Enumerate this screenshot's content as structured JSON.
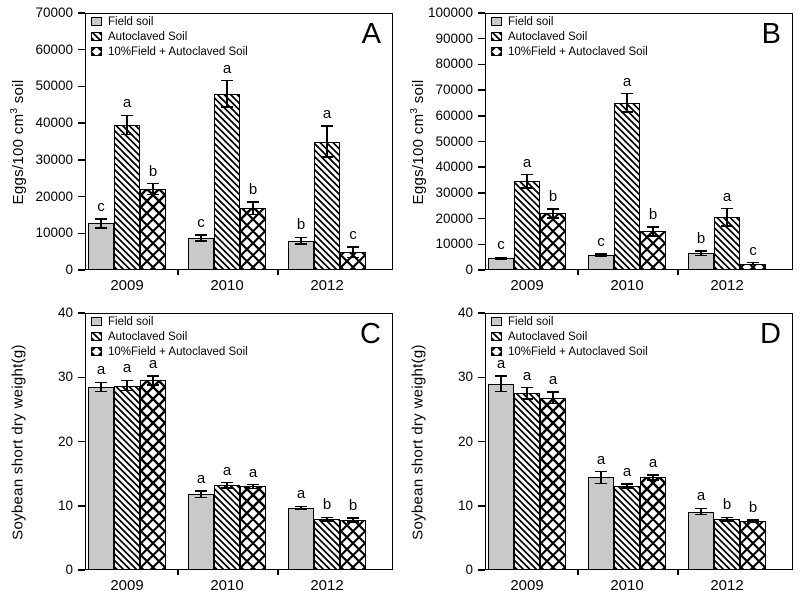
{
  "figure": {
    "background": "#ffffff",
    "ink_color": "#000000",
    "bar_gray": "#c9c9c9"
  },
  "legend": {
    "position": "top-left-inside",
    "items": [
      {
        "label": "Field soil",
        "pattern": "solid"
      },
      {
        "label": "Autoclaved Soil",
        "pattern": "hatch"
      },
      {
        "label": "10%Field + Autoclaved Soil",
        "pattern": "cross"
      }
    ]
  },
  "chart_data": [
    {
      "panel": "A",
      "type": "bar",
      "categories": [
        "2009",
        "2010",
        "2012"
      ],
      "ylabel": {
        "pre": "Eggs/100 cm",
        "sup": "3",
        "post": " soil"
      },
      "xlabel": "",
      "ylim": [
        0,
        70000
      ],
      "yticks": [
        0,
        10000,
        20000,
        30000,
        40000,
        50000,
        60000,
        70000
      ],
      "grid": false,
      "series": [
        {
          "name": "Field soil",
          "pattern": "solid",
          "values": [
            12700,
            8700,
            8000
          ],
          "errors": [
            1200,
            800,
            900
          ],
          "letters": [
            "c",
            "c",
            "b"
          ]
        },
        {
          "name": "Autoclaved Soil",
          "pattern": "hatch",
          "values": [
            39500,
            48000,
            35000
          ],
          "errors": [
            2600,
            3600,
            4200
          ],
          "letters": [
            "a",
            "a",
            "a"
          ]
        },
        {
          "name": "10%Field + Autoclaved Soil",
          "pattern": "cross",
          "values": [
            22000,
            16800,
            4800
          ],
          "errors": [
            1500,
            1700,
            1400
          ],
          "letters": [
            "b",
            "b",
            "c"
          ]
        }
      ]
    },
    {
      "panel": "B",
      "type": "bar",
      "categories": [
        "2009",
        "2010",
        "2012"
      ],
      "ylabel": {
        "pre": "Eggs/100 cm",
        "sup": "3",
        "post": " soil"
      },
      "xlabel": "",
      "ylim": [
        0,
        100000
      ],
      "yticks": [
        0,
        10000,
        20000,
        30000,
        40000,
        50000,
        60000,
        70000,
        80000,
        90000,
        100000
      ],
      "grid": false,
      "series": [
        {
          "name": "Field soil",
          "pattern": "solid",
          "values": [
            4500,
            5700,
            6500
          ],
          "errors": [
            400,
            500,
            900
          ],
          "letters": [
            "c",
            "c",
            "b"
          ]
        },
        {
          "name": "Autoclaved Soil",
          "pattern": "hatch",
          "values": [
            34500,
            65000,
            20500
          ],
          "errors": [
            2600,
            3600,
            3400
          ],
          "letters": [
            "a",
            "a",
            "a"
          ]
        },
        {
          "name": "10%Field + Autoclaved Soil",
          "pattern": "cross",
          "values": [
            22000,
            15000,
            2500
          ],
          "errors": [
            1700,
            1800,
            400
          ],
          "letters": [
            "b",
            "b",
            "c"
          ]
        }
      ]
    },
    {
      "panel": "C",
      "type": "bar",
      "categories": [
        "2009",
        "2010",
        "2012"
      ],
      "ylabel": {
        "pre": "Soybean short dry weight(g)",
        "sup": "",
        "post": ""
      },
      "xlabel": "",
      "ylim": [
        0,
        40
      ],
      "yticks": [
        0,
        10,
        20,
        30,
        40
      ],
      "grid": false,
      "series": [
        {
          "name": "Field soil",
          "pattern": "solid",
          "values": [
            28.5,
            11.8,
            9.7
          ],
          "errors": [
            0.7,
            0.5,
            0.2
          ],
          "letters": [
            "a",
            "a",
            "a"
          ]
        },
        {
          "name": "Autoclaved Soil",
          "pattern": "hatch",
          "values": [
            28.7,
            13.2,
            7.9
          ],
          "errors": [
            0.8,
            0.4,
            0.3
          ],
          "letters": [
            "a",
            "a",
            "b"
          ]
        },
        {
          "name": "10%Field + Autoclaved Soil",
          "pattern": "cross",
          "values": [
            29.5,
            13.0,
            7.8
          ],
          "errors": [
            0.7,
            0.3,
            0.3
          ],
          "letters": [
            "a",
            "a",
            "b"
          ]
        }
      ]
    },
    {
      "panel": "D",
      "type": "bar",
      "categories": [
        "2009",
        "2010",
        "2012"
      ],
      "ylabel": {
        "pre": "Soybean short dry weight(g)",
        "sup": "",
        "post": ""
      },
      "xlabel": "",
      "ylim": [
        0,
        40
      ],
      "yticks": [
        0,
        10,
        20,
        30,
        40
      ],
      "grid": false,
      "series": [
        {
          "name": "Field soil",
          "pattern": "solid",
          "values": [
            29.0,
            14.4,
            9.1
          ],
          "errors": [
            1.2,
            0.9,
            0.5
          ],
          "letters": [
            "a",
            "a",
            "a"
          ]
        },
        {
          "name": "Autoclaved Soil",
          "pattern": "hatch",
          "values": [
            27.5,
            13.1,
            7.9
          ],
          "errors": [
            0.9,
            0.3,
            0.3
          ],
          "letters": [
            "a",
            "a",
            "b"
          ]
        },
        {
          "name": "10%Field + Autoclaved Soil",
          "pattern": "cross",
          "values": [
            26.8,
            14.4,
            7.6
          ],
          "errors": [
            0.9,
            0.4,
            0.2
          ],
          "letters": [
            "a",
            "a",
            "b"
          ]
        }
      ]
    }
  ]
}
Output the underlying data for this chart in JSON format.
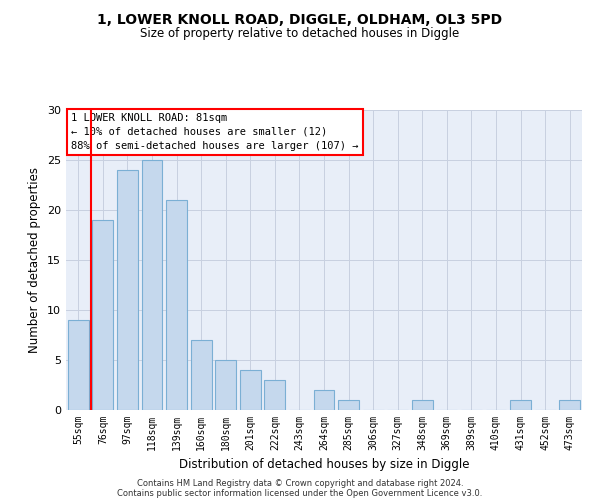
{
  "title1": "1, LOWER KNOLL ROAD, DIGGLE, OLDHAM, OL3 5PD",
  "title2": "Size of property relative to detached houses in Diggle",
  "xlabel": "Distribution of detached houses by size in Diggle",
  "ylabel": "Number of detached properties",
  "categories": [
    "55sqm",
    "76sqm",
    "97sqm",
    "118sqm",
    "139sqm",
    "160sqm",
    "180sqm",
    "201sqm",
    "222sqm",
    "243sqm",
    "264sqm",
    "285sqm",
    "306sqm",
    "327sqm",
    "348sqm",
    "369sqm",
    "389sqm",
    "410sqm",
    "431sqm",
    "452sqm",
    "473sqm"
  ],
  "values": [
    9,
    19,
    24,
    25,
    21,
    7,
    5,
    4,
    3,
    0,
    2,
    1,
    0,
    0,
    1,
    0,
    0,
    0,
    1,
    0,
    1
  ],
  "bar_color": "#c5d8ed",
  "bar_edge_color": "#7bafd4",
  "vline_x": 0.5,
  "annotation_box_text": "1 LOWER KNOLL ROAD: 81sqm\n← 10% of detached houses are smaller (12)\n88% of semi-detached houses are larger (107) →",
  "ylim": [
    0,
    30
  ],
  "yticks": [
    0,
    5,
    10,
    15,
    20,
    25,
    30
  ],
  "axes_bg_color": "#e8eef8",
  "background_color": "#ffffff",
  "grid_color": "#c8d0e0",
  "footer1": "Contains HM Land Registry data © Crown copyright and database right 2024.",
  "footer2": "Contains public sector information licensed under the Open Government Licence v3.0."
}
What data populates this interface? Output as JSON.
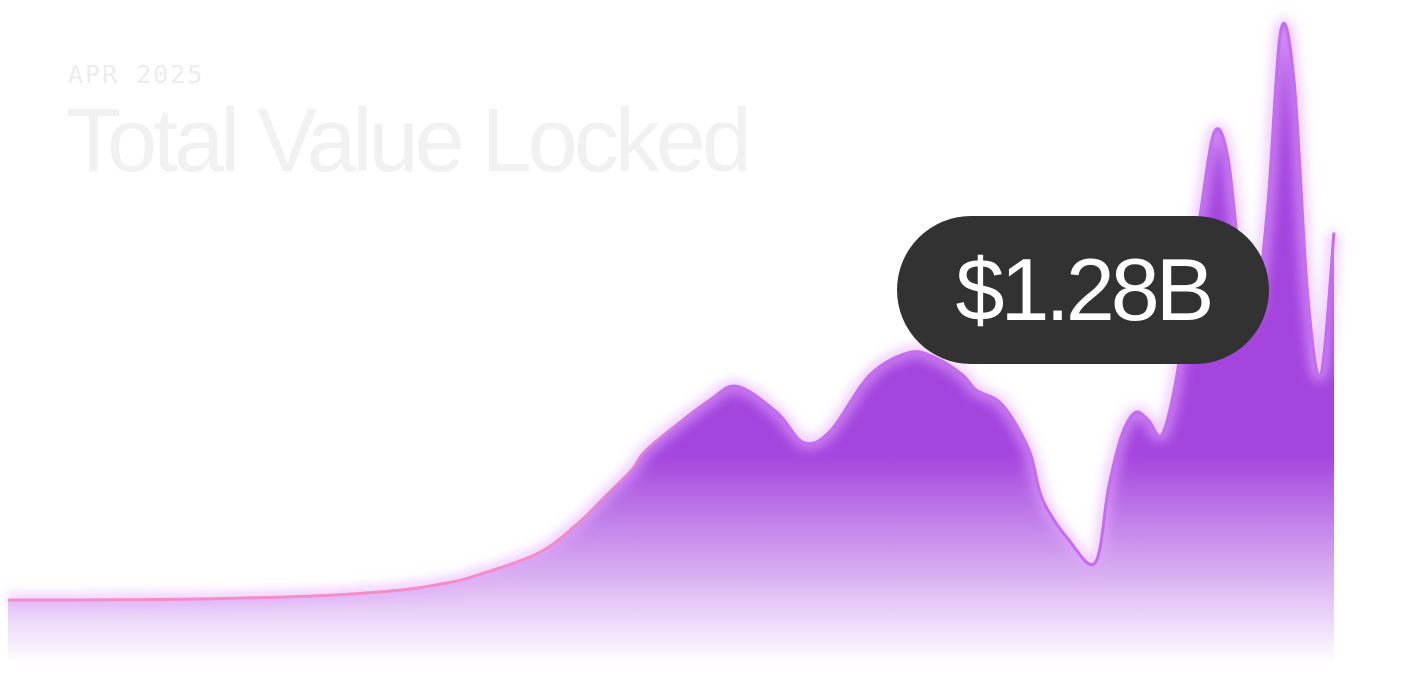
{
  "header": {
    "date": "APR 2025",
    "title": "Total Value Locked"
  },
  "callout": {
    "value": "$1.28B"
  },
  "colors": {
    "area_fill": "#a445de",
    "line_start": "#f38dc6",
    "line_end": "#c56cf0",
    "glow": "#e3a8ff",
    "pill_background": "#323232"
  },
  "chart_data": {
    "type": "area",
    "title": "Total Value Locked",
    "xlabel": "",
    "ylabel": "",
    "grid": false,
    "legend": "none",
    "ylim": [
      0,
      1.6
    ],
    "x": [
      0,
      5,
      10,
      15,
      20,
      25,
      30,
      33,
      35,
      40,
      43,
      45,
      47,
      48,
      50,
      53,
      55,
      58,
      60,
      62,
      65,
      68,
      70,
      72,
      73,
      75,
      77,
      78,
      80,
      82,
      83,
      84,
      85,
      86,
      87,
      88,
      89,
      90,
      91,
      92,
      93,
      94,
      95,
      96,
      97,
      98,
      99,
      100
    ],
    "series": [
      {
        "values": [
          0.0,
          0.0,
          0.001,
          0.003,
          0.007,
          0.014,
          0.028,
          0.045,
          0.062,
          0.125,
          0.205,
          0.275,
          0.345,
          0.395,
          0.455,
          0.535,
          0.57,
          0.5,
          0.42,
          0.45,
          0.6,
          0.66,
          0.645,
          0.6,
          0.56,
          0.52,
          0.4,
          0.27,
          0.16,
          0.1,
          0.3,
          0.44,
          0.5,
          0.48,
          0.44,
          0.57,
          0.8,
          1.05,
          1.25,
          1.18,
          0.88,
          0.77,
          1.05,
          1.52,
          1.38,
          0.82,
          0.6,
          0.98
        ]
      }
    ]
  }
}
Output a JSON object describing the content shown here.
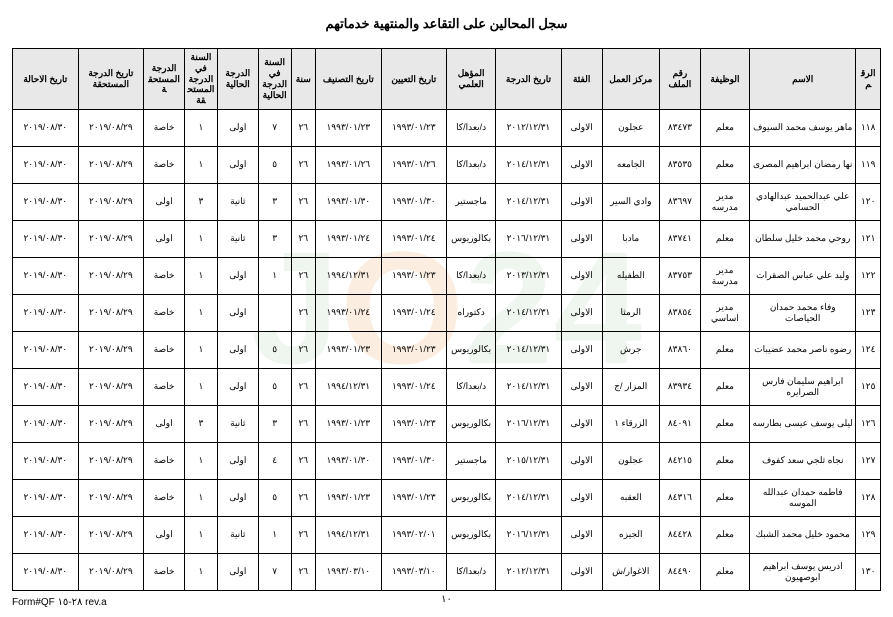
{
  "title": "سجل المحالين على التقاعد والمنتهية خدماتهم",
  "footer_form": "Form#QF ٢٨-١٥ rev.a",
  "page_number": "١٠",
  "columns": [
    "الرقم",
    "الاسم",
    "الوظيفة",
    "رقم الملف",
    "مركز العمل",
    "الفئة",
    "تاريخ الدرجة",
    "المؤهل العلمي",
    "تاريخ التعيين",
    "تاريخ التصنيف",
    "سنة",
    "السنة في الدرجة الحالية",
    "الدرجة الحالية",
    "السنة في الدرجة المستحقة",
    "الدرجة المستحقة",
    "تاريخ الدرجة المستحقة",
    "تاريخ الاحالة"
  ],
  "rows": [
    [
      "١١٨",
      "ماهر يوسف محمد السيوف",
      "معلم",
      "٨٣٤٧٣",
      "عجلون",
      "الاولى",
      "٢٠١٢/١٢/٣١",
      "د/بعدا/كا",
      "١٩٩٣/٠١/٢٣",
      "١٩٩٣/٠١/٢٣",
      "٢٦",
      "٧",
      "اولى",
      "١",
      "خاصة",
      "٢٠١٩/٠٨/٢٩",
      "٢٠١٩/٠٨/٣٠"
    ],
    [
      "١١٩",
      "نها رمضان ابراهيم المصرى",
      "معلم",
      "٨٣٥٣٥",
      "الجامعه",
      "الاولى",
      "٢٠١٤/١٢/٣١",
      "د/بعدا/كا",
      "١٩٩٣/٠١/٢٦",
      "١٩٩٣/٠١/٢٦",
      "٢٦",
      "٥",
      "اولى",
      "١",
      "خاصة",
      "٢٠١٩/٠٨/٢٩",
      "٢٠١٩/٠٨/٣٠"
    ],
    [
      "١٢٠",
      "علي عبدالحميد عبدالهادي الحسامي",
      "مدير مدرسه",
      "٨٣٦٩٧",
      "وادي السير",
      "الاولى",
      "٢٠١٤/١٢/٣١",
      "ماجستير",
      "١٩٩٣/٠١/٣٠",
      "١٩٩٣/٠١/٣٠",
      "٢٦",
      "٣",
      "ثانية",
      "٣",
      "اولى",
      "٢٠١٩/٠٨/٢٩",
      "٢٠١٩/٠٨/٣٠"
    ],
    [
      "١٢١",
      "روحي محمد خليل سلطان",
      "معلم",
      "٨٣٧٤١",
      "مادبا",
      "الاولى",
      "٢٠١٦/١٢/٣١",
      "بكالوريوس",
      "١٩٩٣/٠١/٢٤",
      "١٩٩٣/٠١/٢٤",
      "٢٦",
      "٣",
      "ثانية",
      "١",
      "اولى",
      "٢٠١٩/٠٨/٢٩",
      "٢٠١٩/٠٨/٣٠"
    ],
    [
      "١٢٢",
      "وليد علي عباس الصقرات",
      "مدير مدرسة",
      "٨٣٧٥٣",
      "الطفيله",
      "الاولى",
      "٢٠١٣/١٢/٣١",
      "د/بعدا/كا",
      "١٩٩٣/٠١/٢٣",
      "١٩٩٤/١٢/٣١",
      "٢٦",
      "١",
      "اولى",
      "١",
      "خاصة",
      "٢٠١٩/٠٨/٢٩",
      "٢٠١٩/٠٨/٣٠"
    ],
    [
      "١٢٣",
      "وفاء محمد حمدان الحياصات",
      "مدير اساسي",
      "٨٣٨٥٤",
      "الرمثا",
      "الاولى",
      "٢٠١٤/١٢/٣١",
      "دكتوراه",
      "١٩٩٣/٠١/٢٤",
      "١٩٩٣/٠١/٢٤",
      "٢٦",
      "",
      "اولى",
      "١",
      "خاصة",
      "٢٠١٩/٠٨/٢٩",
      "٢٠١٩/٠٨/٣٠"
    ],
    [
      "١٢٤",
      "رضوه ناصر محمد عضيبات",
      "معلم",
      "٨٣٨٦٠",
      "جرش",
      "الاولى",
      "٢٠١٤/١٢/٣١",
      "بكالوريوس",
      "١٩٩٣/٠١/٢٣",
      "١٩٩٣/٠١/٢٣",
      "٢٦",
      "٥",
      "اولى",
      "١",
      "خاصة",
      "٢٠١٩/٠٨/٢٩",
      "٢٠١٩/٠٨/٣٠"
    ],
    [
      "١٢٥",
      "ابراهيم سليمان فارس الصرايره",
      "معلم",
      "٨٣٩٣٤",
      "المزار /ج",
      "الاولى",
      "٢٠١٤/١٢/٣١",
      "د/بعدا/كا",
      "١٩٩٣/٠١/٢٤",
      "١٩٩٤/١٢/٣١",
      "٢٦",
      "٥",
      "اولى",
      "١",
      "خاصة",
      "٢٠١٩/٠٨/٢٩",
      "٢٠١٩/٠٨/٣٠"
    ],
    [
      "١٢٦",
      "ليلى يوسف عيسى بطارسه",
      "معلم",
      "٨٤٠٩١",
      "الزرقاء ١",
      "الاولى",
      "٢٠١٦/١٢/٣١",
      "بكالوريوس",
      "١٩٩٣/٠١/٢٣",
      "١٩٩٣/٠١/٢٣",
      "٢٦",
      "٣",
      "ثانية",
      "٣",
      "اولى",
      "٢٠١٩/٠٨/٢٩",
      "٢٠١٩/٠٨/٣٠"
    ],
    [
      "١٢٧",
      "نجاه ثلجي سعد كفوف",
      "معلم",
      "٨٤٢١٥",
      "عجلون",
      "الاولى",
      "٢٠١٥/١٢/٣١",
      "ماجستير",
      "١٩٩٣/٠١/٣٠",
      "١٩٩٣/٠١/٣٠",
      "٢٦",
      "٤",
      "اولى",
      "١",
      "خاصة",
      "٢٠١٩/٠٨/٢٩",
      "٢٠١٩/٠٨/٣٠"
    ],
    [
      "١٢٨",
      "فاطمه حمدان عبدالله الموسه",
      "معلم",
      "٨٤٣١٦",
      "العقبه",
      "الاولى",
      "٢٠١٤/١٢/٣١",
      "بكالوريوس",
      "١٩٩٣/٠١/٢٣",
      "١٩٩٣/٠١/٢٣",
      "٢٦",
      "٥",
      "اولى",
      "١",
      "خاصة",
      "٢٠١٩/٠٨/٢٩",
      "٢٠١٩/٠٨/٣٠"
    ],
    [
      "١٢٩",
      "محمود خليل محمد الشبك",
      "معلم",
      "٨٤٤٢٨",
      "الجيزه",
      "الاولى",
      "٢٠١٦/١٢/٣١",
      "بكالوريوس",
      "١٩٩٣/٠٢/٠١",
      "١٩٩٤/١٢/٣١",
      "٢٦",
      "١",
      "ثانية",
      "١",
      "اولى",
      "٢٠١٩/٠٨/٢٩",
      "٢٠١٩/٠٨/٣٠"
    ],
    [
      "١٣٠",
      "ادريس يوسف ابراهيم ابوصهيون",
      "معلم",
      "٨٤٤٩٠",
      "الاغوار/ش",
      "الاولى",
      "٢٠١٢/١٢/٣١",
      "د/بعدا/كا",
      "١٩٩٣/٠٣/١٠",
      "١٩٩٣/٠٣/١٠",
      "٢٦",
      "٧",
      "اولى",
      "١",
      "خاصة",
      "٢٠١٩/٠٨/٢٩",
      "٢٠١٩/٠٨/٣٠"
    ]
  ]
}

Given problem:
Identify every line above with the string "الحالية" in it. Copy those lines.

Task output:
    "السنة في الدرجة الحالية",
    "الدرجة الحالية",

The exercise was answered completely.